Find every line in the records below that holds the word "Asessorinkatu", and copy each one.

[Dataset excerpt]
==========
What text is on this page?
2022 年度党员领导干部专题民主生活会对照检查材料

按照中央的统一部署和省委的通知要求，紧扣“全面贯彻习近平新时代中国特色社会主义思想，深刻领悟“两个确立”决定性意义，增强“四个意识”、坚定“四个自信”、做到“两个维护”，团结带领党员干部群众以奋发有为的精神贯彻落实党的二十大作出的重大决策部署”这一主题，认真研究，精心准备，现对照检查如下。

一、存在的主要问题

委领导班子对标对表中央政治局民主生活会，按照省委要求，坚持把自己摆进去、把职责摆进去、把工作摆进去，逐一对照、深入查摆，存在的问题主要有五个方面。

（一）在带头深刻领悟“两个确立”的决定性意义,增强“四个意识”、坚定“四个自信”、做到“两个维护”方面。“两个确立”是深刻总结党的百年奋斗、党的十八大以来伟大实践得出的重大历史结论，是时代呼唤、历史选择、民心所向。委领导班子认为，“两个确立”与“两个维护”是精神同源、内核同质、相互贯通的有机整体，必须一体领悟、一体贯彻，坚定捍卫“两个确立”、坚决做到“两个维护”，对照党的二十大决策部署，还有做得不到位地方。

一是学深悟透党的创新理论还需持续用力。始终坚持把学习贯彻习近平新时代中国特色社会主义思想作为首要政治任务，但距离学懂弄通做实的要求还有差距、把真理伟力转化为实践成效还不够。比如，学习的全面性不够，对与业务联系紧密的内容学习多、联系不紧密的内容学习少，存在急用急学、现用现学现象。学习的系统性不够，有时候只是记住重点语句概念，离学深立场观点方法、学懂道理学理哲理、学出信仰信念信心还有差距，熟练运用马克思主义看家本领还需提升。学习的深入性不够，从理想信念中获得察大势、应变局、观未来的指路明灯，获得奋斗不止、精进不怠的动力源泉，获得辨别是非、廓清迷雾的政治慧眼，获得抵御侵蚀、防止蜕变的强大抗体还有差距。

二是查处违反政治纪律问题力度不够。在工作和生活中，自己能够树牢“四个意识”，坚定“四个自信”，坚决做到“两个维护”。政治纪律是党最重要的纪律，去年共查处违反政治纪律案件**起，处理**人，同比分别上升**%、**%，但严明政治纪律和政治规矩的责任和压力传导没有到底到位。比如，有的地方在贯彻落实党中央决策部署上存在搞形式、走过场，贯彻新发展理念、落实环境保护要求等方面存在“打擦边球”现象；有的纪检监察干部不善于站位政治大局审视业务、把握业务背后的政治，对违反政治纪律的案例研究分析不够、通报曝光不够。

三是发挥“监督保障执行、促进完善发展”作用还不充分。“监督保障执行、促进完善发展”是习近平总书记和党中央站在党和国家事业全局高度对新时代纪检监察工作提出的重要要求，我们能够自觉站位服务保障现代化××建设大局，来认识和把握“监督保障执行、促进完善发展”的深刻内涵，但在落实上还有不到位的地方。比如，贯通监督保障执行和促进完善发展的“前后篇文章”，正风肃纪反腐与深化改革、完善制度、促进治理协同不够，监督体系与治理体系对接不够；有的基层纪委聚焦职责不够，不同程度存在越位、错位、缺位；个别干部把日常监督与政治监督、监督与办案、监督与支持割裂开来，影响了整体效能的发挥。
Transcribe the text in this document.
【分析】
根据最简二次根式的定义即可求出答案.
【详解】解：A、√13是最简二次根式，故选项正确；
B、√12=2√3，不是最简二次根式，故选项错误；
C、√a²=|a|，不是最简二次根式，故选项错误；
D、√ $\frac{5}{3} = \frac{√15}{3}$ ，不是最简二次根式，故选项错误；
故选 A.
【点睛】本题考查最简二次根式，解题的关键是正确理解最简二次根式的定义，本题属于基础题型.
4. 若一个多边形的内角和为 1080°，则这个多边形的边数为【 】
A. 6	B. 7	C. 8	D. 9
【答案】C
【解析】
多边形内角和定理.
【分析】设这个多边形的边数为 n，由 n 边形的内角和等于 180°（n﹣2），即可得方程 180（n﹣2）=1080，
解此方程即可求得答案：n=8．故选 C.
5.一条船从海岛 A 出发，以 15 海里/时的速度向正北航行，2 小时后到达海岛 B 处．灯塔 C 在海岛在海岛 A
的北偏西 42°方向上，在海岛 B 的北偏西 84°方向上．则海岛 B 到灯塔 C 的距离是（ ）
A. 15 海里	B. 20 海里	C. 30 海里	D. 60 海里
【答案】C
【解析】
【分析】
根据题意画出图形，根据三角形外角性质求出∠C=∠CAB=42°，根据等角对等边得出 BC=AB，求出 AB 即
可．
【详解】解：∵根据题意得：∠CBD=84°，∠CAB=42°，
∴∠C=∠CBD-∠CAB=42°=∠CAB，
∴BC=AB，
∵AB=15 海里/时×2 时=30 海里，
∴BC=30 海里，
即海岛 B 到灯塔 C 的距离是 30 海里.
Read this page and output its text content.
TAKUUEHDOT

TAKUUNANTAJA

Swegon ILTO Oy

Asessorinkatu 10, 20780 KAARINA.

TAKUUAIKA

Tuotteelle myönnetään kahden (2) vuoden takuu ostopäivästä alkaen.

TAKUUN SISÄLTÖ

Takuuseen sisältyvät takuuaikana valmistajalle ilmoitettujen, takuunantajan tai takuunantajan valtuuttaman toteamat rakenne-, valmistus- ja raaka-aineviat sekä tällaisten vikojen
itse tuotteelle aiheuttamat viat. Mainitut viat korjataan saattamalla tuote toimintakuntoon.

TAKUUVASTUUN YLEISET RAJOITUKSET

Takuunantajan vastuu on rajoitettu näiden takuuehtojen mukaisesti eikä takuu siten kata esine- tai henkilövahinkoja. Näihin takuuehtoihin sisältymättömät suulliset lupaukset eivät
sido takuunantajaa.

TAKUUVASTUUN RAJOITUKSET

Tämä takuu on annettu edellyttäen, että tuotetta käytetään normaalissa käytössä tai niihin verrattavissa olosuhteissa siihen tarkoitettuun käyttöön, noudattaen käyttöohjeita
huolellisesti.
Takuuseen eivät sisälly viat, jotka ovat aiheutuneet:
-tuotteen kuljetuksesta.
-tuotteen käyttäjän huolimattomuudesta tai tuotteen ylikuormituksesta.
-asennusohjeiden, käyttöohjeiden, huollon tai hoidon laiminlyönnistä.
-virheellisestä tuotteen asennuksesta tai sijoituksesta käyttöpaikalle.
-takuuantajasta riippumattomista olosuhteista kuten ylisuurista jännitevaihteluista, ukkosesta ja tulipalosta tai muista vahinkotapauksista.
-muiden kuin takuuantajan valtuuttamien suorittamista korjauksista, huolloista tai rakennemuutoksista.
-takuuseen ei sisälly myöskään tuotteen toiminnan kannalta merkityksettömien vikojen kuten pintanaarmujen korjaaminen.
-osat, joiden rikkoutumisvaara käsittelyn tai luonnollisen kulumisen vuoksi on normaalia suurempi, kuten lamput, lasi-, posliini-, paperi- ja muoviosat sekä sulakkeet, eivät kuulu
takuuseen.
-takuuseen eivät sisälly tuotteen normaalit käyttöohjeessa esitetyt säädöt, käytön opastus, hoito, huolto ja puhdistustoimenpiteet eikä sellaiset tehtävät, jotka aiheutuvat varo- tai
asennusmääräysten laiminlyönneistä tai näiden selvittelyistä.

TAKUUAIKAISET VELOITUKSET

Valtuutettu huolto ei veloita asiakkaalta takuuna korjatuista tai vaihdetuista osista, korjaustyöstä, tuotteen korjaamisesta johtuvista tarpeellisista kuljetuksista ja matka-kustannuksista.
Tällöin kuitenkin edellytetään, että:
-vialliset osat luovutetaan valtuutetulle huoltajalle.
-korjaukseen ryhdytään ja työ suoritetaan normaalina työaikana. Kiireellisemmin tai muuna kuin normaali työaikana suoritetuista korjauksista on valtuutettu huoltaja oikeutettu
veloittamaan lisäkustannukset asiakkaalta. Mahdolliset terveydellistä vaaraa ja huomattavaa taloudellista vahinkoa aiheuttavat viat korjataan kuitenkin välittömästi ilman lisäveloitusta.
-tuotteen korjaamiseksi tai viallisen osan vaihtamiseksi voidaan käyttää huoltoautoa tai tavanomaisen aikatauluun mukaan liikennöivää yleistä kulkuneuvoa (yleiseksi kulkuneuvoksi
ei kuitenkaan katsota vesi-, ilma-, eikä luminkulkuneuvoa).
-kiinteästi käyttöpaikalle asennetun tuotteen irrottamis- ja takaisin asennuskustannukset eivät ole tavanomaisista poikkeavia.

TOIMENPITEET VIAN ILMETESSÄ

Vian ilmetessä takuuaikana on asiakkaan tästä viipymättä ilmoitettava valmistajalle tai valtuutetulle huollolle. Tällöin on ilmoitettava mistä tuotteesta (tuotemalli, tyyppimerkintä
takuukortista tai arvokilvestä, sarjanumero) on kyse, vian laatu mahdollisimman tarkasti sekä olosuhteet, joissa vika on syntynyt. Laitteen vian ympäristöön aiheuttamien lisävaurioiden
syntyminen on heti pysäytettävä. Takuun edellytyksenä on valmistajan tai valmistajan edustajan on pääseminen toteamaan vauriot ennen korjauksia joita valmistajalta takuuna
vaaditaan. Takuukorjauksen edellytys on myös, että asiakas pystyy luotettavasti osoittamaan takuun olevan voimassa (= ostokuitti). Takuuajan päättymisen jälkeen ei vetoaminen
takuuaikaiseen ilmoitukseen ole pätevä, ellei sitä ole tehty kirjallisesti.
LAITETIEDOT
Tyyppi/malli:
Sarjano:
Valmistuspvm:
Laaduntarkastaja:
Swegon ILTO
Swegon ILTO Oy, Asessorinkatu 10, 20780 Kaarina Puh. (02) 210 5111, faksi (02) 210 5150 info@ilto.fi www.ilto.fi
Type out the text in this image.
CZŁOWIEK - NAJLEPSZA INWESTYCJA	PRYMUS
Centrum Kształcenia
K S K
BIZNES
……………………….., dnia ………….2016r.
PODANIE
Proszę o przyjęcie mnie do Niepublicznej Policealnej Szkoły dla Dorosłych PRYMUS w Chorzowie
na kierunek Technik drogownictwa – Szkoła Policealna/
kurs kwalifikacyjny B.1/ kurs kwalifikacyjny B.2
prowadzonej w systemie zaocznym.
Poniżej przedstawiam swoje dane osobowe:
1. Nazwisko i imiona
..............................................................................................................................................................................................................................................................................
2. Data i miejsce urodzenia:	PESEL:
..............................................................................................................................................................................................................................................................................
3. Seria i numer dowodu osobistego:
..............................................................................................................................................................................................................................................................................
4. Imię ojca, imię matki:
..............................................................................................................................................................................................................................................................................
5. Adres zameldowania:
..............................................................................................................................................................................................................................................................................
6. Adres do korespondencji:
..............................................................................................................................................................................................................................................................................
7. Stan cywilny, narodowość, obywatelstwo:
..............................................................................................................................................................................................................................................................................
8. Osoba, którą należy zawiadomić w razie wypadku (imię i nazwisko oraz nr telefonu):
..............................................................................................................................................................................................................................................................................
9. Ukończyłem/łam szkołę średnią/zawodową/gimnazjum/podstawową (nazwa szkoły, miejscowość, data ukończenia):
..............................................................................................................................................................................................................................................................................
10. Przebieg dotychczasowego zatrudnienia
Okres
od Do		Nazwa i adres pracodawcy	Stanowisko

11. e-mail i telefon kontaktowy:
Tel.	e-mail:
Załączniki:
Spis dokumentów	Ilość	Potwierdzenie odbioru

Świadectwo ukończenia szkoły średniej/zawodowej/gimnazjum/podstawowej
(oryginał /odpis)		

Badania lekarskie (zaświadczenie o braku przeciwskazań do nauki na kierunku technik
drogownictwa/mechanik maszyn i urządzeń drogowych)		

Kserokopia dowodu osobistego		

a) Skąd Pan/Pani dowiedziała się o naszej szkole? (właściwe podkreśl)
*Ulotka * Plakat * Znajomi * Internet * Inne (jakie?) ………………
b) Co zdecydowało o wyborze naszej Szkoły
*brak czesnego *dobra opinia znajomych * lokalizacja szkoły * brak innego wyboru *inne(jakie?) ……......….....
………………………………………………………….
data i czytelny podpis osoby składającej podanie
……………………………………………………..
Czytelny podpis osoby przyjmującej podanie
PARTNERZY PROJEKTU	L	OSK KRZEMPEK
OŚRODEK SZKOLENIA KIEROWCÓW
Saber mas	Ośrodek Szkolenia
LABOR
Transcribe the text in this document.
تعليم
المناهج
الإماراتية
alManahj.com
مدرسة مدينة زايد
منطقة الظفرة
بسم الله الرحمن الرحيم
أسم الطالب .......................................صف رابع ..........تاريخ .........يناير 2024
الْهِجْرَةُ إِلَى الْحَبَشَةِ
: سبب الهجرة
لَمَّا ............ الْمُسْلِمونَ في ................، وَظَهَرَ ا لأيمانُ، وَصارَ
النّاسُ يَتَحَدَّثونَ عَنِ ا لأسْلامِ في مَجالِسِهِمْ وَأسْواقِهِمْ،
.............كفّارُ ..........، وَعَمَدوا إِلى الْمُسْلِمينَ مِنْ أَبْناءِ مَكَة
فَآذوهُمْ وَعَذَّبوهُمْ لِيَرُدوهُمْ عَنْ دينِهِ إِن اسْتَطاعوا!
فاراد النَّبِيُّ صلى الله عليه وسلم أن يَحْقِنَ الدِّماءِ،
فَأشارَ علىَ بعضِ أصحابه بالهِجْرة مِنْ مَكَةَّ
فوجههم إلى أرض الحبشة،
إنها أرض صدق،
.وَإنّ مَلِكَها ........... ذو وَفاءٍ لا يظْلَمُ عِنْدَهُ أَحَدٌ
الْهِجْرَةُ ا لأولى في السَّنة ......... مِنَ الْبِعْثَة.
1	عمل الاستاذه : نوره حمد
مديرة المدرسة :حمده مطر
==========
### ANSWER FOR THE TASK
Asessorinkatu 10, 20780 KAARINA.
Swegon ILTO Oy, Asessorinkatu 10, 20780 Kaarina Puh. (02) 210 5111, faksi (02) 210 5150 info@ilto.fi www.ilto.fi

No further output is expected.